#### [YOUR GOAL]
Report each line of the data that includes the word "screenshot".

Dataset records
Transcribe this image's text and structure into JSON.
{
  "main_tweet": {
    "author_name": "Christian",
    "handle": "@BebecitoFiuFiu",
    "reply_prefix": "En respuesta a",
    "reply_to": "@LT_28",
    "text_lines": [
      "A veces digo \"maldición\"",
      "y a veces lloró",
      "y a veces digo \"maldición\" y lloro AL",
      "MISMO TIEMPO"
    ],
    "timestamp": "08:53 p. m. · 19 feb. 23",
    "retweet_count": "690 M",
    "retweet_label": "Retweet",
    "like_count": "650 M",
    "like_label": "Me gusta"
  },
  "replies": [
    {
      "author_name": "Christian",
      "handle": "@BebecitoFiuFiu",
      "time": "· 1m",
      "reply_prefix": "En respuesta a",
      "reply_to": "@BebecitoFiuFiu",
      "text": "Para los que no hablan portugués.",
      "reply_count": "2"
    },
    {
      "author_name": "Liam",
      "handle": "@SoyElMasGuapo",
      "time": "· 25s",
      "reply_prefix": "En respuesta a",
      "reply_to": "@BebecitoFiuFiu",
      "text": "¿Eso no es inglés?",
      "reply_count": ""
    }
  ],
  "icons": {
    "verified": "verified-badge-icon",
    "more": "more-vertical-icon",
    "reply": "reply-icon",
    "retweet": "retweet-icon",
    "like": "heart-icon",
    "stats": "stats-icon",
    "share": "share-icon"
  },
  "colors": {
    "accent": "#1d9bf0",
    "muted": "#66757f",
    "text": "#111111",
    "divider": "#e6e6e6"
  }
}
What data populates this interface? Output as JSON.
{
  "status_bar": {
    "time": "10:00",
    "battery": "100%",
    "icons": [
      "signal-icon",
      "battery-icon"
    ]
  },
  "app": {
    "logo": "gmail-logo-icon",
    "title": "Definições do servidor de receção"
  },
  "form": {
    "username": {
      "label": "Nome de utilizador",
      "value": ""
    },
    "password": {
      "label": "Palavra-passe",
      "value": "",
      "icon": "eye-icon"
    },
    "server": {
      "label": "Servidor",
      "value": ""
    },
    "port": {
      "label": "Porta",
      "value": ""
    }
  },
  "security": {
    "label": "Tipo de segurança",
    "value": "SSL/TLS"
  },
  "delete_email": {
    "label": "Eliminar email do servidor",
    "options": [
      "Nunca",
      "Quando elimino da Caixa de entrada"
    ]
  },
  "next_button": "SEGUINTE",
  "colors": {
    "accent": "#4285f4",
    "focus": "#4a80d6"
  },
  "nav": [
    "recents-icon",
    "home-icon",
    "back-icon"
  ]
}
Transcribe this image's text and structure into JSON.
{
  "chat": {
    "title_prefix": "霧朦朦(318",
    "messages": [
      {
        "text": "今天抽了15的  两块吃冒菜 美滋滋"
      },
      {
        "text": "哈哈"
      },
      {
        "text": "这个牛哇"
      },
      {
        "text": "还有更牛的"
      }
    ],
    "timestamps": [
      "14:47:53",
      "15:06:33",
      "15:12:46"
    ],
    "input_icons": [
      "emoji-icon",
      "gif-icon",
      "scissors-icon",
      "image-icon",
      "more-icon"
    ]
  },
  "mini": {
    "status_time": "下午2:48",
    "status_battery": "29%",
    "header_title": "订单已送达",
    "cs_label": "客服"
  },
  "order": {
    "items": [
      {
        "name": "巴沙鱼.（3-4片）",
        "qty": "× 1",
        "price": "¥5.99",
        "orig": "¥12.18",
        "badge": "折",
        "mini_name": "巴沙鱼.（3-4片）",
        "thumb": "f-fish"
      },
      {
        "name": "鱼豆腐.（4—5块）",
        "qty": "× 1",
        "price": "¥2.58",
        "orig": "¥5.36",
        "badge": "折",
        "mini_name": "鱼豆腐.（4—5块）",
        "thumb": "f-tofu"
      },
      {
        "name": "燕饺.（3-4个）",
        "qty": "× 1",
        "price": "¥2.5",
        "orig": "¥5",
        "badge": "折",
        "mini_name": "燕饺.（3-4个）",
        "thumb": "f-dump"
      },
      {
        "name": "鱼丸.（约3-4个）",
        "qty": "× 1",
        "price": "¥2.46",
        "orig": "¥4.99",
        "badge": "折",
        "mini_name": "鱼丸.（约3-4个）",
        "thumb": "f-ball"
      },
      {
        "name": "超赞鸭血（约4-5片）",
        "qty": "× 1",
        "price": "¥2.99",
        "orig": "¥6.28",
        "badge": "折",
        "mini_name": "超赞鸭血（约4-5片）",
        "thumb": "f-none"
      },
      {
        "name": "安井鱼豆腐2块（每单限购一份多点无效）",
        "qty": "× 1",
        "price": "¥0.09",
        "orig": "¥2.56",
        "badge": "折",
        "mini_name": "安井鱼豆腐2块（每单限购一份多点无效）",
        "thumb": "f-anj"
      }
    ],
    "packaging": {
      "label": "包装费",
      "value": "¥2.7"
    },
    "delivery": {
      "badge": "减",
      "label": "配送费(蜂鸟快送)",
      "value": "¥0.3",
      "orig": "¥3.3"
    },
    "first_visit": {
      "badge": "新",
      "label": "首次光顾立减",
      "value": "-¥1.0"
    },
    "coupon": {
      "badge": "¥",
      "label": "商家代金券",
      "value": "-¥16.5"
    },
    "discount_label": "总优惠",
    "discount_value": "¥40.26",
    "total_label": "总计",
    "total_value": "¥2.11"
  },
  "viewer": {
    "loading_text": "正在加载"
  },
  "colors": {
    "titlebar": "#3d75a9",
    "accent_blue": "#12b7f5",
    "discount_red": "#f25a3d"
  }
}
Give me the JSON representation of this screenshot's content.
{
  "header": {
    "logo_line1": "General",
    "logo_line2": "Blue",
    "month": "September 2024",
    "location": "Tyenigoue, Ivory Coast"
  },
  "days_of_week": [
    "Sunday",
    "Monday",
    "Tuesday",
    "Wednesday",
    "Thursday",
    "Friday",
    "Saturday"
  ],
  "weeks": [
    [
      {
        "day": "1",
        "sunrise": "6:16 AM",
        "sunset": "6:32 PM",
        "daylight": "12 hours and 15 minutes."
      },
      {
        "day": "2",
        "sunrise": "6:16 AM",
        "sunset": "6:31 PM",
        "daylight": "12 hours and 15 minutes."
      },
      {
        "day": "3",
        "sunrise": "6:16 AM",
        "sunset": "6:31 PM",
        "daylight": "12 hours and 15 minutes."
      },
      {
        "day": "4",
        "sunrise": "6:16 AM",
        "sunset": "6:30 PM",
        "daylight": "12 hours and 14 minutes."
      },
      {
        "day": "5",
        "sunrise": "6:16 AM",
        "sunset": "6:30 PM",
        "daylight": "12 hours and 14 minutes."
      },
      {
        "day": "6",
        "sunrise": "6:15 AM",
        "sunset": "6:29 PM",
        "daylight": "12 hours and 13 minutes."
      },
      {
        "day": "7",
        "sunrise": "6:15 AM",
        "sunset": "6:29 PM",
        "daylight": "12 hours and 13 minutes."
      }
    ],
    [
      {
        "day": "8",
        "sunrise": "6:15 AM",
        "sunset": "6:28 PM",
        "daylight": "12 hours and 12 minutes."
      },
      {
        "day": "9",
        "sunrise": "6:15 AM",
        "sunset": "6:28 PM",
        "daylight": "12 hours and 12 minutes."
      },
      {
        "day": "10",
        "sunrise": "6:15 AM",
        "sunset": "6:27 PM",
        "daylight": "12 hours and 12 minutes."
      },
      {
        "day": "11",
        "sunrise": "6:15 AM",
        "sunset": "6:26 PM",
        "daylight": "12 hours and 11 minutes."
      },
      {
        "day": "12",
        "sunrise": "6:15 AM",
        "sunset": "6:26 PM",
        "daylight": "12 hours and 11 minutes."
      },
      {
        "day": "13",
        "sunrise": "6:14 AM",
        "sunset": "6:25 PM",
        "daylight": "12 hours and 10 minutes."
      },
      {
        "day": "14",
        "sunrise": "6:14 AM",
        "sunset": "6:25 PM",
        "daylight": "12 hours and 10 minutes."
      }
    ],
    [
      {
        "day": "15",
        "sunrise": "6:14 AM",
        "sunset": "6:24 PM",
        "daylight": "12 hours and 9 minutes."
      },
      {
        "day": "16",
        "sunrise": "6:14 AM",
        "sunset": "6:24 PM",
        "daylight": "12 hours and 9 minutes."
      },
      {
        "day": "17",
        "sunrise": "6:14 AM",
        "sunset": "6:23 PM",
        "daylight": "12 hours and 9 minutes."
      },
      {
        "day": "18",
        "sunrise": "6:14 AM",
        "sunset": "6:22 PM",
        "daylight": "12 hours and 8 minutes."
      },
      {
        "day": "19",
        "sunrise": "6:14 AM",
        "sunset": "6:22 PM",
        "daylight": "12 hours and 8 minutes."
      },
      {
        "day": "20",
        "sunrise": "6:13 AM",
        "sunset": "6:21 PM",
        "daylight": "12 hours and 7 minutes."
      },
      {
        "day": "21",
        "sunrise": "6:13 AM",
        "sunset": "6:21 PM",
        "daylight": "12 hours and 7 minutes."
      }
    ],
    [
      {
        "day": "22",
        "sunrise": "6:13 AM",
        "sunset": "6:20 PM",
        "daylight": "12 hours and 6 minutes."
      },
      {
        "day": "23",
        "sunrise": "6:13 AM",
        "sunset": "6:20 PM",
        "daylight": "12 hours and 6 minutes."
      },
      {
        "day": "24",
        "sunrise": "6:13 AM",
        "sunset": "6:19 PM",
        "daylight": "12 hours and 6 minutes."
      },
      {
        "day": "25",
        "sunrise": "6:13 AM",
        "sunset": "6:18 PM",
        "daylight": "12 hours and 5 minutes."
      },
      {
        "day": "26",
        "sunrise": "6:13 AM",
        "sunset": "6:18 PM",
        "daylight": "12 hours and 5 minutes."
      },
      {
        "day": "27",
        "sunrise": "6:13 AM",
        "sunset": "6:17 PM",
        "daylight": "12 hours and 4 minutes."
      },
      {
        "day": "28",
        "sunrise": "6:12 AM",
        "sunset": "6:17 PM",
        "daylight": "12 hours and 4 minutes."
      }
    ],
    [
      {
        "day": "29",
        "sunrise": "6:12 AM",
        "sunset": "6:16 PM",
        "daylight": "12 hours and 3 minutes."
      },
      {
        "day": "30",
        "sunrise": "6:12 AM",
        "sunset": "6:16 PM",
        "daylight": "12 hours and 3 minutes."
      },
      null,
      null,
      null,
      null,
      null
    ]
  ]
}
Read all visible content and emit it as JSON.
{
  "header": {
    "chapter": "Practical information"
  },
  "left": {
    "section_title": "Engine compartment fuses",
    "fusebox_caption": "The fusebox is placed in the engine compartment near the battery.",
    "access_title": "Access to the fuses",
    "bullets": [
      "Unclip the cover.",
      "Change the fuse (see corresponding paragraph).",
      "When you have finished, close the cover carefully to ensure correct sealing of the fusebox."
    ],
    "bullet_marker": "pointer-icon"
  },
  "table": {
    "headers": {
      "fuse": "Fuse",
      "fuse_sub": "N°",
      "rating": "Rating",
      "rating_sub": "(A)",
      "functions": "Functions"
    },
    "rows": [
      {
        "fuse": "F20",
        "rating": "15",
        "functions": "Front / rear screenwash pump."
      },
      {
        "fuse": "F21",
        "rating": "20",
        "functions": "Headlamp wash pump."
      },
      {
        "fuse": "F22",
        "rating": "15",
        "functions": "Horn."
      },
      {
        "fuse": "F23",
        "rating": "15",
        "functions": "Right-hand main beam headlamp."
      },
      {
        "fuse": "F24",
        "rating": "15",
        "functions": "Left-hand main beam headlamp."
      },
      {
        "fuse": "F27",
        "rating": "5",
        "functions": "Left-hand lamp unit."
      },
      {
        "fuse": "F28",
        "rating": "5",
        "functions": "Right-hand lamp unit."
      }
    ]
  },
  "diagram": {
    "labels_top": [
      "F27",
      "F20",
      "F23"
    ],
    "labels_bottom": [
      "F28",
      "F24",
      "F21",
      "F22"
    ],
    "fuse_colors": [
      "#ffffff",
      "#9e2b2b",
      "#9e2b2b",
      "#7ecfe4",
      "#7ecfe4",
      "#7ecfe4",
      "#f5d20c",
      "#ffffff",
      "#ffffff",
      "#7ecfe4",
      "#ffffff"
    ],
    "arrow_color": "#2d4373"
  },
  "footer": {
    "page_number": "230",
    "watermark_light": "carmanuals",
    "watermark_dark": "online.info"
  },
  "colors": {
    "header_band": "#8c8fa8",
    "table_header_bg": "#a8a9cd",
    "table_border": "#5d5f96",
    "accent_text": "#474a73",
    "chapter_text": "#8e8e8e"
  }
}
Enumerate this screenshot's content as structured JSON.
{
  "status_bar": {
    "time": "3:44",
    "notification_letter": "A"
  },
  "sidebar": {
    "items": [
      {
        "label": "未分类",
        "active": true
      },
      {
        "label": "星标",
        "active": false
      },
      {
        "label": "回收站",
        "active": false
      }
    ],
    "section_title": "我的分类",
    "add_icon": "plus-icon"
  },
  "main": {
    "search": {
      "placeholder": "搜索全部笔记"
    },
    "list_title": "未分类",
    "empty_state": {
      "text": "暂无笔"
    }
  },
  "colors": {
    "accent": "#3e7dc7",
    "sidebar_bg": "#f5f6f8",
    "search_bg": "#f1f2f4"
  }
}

#### [ANSWER TO THIS PROBLEM]
Give me the JSON representation of this screenshot's content.
Enumerate this screenshot's content as structured JSON.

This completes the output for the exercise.